Stored dataset items:

▬▬▬▬▬▬

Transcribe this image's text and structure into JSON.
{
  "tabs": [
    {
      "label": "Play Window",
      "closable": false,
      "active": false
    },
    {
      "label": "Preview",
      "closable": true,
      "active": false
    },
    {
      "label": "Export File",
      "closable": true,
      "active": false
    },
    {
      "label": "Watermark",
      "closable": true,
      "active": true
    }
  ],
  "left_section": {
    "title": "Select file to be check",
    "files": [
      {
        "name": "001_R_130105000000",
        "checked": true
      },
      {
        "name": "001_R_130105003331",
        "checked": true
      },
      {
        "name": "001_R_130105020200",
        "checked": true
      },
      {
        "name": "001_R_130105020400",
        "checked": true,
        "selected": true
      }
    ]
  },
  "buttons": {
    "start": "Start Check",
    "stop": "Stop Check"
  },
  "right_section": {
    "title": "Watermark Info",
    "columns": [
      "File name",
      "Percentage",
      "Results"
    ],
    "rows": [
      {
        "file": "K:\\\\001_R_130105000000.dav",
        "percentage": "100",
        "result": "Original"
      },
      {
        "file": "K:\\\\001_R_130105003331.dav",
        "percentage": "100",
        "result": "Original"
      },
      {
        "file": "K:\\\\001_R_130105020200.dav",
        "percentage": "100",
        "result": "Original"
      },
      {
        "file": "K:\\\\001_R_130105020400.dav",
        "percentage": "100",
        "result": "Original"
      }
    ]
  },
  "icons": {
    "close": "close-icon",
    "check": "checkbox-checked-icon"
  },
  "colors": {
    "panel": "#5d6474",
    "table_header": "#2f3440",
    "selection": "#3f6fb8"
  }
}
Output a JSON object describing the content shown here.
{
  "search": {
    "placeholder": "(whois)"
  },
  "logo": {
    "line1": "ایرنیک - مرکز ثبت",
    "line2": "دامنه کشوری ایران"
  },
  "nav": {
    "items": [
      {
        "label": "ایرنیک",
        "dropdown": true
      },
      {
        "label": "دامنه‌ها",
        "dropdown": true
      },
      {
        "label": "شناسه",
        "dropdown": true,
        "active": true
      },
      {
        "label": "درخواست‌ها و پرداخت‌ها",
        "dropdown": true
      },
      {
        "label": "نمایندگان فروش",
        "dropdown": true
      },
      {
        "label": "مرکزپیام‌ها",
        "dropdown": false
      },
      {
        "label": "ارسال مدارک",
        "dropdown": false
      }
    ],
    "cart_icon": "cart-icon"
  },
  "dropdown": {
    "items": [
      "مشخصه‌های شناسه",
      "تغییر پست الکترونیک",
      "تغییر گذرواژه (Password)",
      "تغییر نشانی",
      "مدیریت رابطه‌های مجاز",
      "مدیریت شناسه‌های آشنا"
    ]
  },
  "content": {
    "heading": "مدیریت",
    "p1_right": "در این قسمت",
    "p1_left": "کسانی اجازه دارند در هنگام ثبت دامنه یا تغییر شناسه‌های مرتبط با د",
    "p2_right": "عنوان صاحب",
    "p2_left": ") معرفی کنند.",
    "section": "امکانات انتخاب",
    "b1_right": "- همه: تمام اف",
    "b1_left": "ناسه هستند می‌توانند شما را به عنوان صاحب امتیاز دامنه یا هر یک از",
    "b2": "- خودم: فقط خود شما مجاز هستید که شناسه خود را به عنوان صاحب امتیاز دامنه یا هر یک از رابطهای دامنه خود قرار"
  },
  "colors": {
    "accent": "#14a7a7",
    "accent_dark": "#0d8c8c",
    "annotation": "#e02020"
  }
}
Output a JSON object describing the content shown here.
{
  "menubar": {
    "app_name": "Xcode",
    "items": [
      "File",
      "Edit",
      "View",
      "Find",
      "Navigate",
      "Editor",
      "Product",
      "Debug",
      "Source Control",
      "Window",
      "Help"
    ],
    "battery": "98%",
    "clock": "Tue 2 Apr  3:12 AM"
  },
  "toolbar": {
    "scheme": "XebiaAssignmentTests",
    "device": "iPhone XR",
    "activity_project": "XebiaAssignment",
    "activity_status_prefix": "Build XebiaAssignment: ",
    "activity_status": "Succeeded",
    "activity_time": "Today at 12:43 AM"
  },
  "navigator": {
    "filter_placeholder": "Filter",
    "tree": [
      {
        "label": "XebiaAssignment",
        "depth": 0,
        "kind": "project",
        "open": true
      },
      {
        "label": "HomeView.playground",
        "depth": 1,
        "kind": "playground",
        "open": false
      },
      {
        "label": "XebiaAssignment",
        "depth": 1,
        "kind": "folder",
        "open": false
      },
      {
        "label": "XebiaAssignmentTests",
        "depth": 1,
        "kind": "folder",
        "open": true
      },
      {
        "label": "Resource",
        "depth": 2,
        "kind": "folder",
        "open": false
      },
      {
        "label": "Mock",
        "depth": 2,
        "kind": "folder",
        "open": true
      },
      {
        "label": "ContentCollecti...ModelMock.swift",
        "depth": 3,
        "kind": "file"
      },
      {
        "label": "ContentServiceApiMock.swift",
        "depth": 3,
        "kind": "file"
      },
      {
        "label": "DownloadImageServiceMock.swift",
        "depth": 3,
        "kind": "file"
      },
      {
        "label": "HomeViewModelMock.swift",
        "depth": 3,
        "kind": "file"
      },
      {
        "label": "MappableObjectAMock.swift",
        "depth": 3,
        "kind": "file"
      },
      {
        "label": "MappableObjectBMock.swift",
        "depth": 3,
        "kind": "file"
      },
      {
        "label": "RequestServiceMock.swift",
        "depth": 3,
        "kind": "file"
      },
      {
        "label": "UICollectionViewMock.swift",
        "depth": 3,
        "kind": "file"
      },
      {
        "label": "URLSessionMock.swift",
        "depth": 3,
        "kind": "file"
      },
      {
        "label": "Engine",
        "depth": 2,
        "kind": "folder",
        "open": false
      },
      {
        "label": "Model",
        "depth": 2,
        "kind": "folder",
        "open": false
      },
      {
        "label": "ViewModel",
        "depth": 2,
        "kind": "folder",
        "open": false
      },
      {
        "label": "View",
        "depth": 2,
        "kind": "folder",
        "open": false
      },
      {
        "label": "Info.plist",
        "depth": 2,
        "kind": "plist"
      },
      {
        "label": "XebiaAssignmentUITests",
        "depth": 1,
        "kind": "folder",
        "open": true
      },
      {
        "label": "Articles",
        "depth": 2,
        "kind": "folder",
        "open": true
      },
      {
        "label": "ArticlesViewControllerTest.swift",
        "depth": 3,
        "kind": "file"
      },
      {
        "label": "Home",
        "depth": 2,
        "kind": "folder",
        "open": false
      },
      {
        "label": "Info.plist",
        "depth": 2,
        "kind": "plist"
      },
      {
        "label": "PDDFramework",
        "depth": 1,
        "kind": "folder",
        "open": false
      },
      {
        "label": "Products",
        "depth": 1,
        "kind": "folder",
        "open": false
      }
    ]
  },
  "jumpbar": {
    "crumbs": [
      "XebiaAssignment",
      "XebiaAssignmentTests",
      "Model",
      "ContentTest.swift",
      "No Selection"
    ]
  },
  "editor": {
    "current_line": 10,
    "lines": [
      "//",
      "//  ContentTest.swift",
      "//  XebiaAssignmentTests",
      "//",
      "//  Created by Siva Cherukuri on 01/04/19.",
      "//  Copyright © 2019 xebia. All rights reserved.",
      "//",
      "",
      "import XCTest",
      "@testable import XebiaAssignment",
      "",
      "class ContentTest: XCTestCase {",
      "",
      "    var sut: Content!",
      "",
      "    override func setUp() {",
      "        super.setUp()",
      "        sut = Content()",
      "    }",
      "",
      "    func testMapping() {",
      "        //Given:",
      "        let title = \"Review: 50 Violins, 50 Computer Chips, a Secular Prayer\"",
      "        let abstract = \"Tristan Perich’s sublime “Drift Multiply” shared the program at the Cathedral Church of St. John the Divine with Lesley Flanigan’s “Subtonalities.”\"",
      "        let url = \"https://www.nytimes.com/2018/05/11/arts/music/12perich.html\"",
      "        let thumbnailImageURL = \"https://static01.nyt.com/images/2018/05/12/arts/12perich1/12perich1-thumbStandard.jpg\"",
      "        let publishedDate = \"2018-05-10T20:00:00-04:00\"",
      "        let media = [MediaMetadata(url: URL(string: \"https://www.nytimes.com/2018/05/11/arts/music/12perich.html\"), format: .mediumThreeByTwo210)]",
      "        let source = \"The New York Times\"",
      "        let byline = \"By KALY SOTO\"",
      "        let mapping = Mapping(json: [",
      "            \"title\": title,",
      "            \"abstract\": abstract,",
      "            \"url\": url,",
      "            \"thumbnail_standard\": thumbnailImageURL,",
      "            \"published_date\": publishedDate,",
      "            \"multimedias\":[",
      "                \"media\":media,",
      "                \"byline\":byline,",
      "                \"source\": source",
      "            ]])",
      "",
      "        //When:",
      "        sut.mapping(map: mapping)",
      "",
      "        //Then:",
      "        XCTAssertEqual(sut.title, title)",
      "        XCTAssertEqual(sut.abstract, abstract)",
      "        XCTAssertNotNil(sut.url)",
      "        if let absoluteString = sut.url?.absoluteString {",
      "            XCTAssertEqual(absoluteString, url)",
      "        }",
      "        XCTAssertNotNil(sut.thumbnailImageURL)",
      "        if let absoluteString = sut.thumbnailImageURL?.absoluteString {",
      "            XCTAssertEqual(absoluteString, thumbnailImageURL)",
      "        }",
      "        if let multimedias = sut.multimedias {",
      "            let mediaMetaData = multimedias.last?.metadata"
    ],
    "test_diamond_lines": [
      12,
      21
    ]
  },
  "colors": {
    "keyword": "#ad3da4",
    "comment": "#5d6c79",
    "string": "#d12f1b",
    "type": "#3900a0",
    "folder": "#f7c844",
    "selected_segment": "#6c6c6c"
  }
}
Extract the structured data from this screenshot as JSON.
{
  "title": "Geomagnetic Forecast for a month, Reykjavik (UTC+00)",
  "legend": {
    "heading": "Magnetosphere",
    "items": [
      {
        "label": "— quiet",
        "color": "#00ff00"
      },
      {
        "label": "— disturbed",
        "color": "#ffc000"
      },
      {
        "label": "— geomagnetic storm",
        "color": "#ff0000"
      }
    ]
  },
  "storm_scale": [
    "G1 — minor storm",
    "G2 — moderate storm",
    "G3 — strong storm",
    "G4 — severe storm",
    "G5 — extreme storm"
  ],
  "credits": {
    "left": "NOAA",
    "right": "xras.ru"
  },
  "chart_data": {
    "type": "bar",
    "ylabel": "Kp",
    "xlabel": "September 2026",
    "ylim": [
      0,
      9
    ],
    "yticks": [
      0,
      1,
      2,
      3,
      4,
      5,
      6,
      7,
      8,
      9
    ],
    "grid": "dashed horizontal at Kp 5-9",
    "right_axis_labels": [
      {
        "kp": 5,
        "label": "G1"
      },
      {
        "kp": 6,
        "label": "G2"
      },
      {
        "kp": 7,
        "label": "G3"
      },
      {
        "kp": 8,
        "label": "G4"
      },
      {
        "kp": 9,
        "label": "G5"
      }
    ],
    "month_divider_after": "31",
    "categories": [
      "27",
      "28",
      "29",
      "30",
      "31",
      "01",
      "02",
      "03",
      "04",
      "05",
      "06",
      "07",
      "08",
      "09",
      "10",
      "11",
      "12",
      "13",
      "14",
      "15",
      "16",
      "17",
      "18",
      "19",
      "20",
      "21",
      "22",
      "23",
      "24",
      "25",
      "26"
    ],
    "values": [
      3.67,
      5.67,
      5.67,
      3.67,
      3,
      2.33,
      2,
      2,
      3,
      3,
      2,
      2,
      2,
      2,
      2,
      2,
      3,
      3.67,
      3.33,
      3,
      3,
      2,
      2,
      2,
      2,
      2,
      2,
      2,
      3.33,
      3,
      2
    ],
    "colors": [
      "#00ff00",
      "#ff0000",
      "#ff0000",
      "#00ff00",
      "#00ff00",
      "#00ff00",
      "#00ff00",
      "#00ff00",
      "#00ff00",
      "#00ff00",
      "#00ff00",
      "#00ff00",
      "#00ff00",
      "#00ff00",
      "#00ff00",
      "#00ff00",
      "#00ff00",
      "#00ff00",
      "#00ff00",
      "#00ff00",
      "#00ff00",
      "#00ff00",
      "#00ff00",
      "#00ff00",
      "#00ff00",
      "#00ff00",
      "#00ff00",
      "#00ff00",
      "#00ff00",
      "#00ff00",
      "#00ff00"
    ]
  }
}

▬▬▬▬▬▬

*Directive*: Return each line of the data that contains the string "دامنه".

*Exercise answer*:
    "line2": "دامنه کشوری ایران"
        "label": "دامنه‌ها",
    "p1_left": "کسانی اجازه دارند در هنگام ثبت دامنه یا تغییر شناسه‌های مرتبط با د",
    "b1_left": "ناسه هستند می‌توانند شما را به عنوان صاحب امتیاز دامنه یا هر یک از",
    "b2": "- خودم: فقط خود شما مجاز هستید که شناسه خود را به عنوان صاحب امتیاز دامنه یا هر یک از رابطهای دامنه خود قرار"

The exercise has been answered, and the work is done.